What to produce: Every record here should be printed again exactly.

Records provided:

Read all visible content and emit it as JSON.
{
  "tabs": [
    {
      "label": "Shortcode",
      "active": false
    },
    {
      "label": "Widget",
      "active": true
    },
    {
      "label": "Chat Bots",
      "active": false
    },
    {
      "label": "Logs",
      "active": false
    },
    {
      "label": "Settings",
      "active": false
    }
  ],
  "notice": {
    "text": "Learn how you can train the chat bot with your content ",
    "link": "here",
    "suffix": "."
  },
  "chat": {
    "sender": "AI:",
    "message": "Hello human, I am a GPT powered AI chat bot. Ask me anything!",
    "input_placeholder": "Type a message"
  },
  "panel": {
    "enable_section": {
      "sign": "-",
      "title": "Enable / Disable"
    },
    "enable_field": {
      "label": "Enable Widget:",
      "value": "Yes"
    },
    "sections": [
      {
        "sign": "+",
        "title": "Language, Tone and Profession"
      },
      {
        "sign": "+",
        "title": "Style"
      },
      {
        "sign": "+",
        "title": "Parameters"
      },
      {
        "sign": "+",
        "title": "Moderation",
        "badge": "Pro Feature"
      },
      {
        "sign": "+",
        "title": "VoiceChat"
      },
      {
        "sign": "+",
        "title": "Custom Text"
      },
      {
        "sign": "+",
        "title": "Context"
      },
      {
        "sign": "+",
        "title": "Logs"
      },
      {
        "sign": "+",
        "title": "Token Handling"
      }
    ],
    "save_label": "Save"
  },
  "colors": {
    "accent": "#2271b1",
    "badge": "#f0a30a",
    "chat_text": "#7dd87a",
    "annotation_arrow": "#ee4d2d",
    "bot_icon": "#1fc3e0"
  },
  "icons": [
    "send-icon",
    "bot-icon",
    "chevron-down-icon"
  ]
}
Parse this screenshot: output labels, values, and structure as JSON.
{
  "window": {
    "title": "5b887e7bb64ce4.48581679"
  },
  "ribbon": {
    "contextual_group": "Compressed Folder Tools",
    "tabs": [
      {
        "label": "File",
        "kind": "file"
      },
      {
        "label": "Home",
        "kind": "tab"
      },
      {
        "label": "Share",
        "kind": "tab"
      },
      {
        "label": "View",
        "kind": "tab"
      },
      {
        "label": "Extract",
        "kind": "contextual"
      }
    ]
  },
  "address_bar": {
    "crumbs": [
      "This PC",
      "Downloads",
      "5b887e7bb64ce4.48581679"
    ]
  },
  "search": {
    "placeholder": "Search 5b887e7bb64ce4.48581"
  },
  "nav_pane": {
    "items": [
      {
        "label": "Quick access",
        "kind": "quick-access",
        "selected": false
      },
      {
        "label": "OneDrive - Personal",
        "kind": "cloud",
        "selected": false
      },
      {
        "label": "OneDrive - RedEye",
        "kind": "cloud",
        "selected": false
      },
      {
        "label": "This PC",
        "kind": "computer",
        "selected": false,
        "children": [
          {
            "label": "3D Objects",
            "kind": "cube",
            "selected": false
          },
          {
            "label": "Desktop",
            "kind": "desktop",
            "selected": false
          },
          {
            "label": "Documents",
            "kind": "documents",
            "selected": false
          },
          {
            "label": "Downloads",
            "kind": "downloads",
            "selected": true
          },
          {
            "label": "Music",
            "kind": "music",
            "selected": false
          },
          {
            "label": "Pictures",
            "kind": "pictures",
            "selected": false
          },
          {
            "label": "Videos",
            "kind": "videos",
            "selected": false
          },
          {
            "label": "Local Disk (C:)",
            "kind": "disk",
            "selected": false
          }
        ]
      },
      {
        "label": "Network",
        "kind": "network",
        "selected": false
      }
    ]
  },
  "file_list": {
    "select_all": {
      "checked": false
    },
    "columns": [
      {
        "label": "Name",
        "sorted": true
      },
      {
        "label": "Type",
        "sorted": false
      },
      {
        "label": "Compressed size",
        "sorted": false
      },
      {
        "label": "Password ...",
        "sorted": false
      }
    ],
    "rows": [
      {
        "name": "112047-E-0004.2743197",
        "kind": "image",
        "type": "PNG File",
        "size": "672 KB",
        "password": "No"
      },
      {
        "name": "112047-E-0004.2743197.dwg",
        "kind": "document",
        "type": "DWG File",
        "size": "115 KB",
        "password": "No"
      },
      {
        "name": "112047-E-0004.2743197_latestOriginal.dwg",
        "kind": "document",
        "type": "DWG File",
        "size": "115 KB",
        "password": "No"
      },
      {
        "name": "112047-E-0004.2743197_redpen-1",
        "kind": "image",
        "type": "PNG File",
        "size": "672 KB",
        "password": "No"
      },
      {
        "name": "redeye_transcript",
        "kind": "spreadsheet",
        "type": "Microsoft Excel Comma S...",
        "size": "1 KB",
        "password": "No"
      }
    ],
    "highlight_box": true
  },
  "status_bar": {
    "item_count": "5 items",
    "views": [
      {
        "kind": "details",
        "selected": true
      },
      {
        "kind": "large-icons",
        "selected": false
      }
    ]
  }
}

Solution to the problem:
Read all visible content and emit it as JSON.
{
  "tabs": [
    {
      "label": "Shortcode",
      "active": false
    },
    {
      "label": "Widget",
      "active": true
    },
    {
      "label": "Chat Bots",
      "active": false
    },
    {
      "label": "Logs",
      "active": false
    },
    {
      "label": "Settings",
      "active": false
    }
  ],
  "notice": {
    "text": "Learn how you can train the chat bot with your content ",
    "link": "here",
    "suffix": "."
  },
  "chat": {
    "sender": "AI:",
    "message": "Hello human, I am a GPT powered AI chat bot. Ask me anything!",
    "input_placeholder": "Type a message"
  },
  "panel": {
    "enable_section": {
      "sign": "-",
      "title": "Enable / Disable"
    },
    "enable_field": {
      "label": "Enable Widget:",
      "value": "Yes"
    },
    "sections": [
      {
        "sign": "+",
        "title": "Language, Tone and Profession"
      },
      {
        "sign": "+",
        "title": "Style"
      },
      {
        "sign": "+",
        "title": "Parameters"
      },
      {
        "sign": "+",
        "title": "Moderation",
        "badge": "Pro Feature"
      },
      {
        "sign": "+",
        "title": "VoiceChat"
      },
      {
        "sign": "+",
        "title": "Custom Text"
      },
      {
        "sign": "+",
        "title": "Context"
      },
      {
        "sign": "+",
        "title": "Logs"
      },
      {
        "sign": "+",
        "title": "Token Handling"
      }
    ],
    "save_label": "Save"
  },
  "colors": {
    "accent": "#2271b1",
    "badge": "#f0a30a",
    "chat_text": "#7dd87a",
    "annotation_arrow": "#ee4d2d",
    "bot_icon": "#1fc3e0"
  },
  "icons": [
    "send-icon",
    "bot-icon",
    "chevron-down-icon"
  ]
}
Parse this screenshot: output labels, values, and structure as JSON.
{
  "window": {
    "title": "5b887e7bb64ce4.48581679"
  },
  "ribbon": {
    "contextual_group": "Compressed Folder Tools",
    "tabs": [
      {
        "label": "File",
        "kind": "file"
      },
      {
        "label": "Home",
        "kind": "tab"
      },
      {
        "label": "Share",
        "kind": "tab"
      },
      {
        "label": "View",
        "kind": "tab"
      },
      {
        "label": "Extract",
        "kind": "contextual"
      }
    ]
  },
  "address_bar": {
    "crumbs": [
      "This PC",
      "Downloads",
      "5b887e7bb64ce4.48581679"
    ]
  },
  "search": {
    "placeholder": "Search 5b887e7bb64ce4.48581"
  },
  "nav_pane": {
    "items": [
      {
        "label": "Quick access",
        "kind": "quick-access",
        "selected": false
      },
      {
        "label": "OneDrive - Personal",
        "kind": "cloud",
        "selected": false
      },
      {
        "label": "OneDrive - RedEye",
        "kind": "cloud",
        "selected": false
      },
      {
        "label": "This PC",
        "kind": "computer",
        "selected": false,
        "children": [
          {
            "label": "3D Objects",
            "kind": "cube",
            "selected": false
          },
          {
            "label": "Desktop",
            "kind": "desktop",
            "selected": false
          },
          {
            "label": "Documents",
            "kind": "documents",
            "selected": false
          },
          {
            "label": "Downloads",
            "kind": "downloads",
            "selected": true
          },
          {
            "label": "Music",
            "kind": "music",
            "selected": false
          },
          {
            "label": "Pictures",
            "kind": "pictures",
            "selected": false
          },
          {
            "label": "Videos",
            "kind": "videos",
            "selected": false
          },
          {
            "label": "Local Disk (C:)",
            "kind": "disk",
            "selected": false
          }
        ]
      },
      {
        "label": "Network",
        "kind": "network",
        "selected": false
      }
    ]
  },
  "file_list": {
    "select_all": {
      "checked": false
    },
    "columns": [
      {
        "label": "Name",
        "sorted": true
      },
      {
        "label": "Type",
        "sorted": false
      },
      {
        "label": "Compressed size",
        "sorted": false
      },
      {
        "label": "Password ...",
        "sorted": false
      }
    ],
    "rows": [
      {
        "name": "112047-E-0004.2743197",
        "kind": "image",
        "type": "PNG File",
        "size": "672 KB",
        "password": "No"
      },
      {
        "name": "112047-E-0004.2743197.dwg",
        "kind": "document",
        "type": "DWG File",
        "size": "115 KB",
        "password": "No"
      },
      {
        "name": "112047-E-0004.2743197_latestOriginal.dwg",
        "kind": "document",
        "type": "DWG File",
        "size": "115 KB",
        "password": "No"
      },
      {
        "name": "112047-E-0004.2743197_redpen-1",
        "kind": "image",
        "type": "PNG File",
        "size": "672 KB",
        "password": "No"
      },
      {
        "name": "redeye_transcript",
        "kind": "spreadsheet",
        "type": "Microsoft Excel Comma S...",
        "size": "1 KB",
        "password": "No"
      }
    ],
    "highlight_box": true
  },
  "status_bar": {
    "item_count": "5 items",
    "views": [
      {
        "kind": "details",
        "selected": true
      },
      {
        "kind": "large-icons",
        "selected": false
      }
    ]
  }
}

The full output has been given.